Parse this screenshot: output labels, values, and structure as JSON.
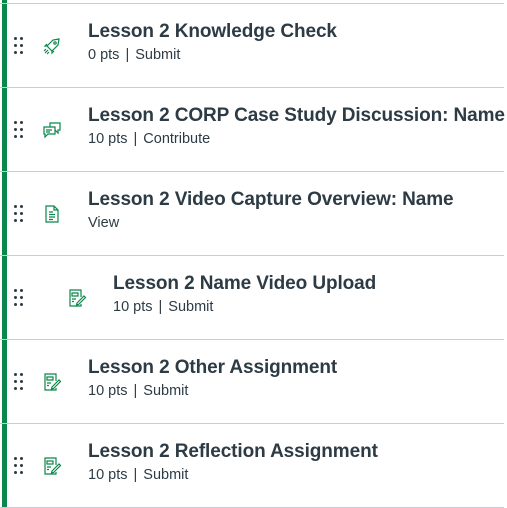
{
  "accent_color": "#0b874b",
  "items": [
    {
      "title": "Lesson 2 Knowledge Check",
      "points": "0 pts",
      "action": "Submit",
      "icon": "quiz-rocket-icon",
      "indent": 0
    },
    {
      "title": "Lesson 2 CORP Case Study Discussion: Name",
      "points": "10 pts",
      "action": "Contribute",
      "icon": "discussion-icon",
      "indent": 0
    },
    {
      "title": "Lesson 2 Video Capture Overview: Name",
      "points": null,
      "action": "View",
      "icon": "page-document-icon",
      "indent": 0
    },
    {
      "title": "Lesson 2 Name Video Upload",
      "points": "10 pts",
      "action": "Submit",
      "icon": "assignment-icon",
      "indent": 1
    },
    {
      "title": "Lesson 2 Other Assignment",
      "points": "10 pts",
      "action": "Submit",
      "icon": "assignment-icon",
      "indent": 0
    },
    {
      "title": "Lesson 2 Reflection Assignment",
      "points": "10 pts",
      "action": "Submit",
      "icon": "assignment-icon",
      "indent": 0
    }
  ],
  "separator": "|"
}
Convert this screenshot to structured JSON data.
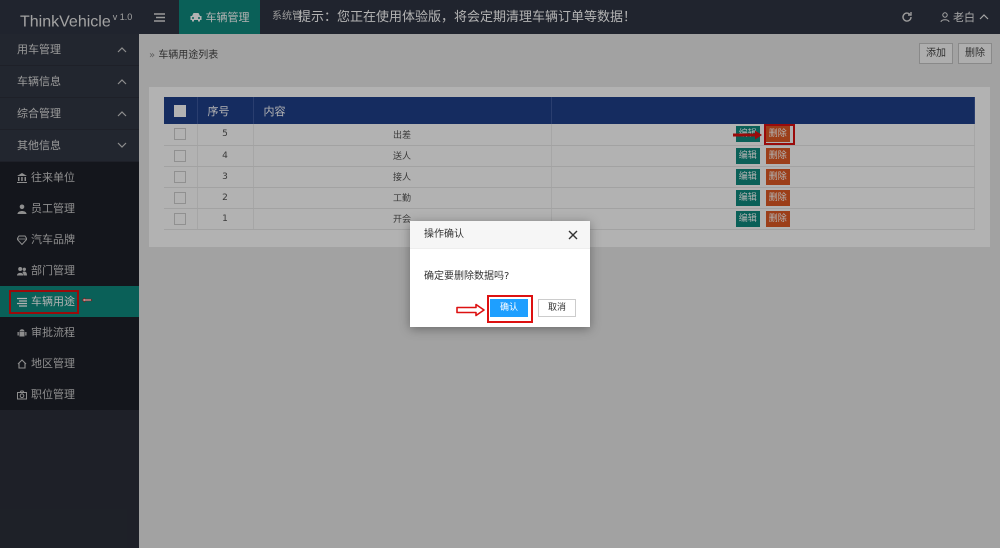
{
  "app": {
    "brand": "ThinkVehicle",
    "version": "v 1.0"
  },
  "topbar": {
    "active_tab": "车辆管理",
    "menu2": "系统管",
    "notice": "提示：您正在使用体验版，将会定期清理车辆订单等数据！",
    "user": "老白"
  },
  "sidebar": {
    "sections": [
      {
        "label": "用车管理"
      },
      {
        "label": "车辆信息"
      },
      {
        "label": "综合管理"
      },
      {
        "label": "其他信息"
      }
    ],
    "items": [
      {
        "label": "往来单位",
        "icon": "bank-icon"
      },
      {
        "label": "员工管理",
        "icon": "user-icon"
      },
      {
        "label": "汽车品牌",
        "icon": "diamond-icon"
      },
      {
        "label": "部门管理",
        "icon": "users-icon"
      },
      {
        "label": "车辆用途",
        "icon": "list-icon"
      },
      {
        "label": "审批流程",
        "icon": "android-icon"
      },
      {
        "label": "地区管理",
        "icon": "home-icon"
      },
      {
        "label": "职位管理",
        "icon": "camera-icon"
      }
    ]
  },
  "main": {
    "breadcrumb": "车辆用途列表",
    "add_label": "添加",
    "delete_label": "删除",
    "table": {
      "headers": [
        "序号",
        "内容"
      ],
      "rows": [
        {
          "no": "5",
          "content": "出差"
        },
        {
          "no": "4",
          "content": "送人"
        },
        {
          "no": "3",
          "content": "接人"
        },
        {
          "no": "2",
          "content": "工勤"
        },
        {
          "no": "1",
          "content": "开会"
        }
      ],
      "edit_label": "编辑",
      "delete_label": "删除"
    }
  },
  "dialog": {
    "title": "操作确认",
    "message": "确定要删除数据吗?",
    "confirm": "确认",
    "cancel": "取消"
  },
  "colors": {
    "accent": "#0f8a7e",
    "header": "#1f3f8a",
    "danger": "#e05a24",
    "primary": "#1e9fff",
    "highlight": "#dd1111"
  }
}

Set task | Identify all lines in the records above with the word "Name".

Finished task |
      "title": "Lesson 2 CORP Case Study Discussion: Name",
      "title": "Lesson 2 Video Capture Overview: Name",
      "title": "Lesson 2 Name Video Upload",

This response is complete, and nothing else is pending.